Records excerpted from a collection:
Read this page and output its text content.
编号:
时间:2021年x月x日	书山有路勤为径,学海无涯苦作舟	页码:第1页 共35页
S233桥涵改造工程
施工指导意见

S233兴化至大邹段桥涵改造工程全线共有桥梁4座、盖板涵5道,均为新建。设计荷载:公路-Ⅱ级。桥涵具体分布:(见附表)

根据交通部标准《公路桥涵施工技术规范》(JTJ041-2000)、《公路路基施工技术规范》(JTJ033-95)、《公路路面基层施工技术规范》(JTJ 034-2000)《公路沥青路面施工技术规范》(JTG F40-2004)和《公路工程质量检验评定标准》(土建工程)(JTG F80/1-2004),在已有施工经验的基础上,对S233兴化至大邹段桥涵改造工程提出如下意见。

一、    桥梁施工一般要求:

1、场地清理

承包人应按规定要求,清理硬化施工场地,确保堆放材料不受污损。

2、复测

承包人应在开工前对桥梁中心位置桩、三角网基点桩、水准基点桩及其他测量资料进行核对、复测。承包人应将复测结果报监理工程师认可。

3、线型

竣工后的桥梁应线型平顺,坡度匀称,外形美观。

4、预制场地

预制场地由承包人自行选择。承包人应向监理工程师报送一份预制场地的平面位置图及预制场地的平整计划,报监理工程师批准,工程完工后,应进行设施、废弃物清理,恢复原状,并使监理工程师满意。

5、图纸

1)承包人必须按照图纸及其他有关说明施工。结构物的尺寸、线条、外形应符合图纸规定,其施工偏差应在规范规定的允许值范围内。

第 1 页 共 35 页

Short task
Nothing in the listing may be changed; retype it all exactly.

Answer
Read this page and output its text content.
编号:
时间:2021年x月x日	书山有路勤为径,学海无涯苦作舟	页码:第1页 共35页
S233桥涵改造工程
施工指导意见

S233兴化至大邹段桥涵改造工程全线共有桥梁4座、盖板涵5道,均为新建。设计荷载:公路-Ⅱ级。桥涵具体分布:(见附表)

根据交通部标准《公路桥涵施工技术规范》(JTJ041-2000)、《公路路基施工技术规范》(JTJ033-95)、《公路路面基层施工技术规范》(JTJ 034-2000)《公路沥青路面施工技术规范》(JTG F40-2004)和《公路工程质量检验评定标准》(土建工程)(JTG F80/1-2004),在已有施工经验的基础上,对S233兴化至大邹段桥涵改造工程提出如下意见。

一、    桥梁施工一般要求:

1、场地清理

承包人应按规定要求,清理硬化施工场地,确保堆放材料不受污损。

2、复测

承包人应在开工前对桥梁中心位置桩、三角网基点桩、水准基点桩及其他测量资料进行核对、复测。承包人应将复测结果报监理工程师认可。

3、线型

竣工后的桥梁应线型平顺,坡度匀称,外形美观。

4、预制场地

预制场地由承包人自行选择。承包人应向监理工程师报送一份预制场地的平面位置图及预制场地的平整计划,报监理工程师批准,工程完工后,应进行设施、废弃物清理,恢复原状,并使监理工程师满意。

5、图纸

1)承包人必须按照图纸及其他有关说明施工。结构物的尺寸、线条、外形应符合图纸规定,其施工偏差应在规范规定的允许值范围内。

第 1 页 共 35 页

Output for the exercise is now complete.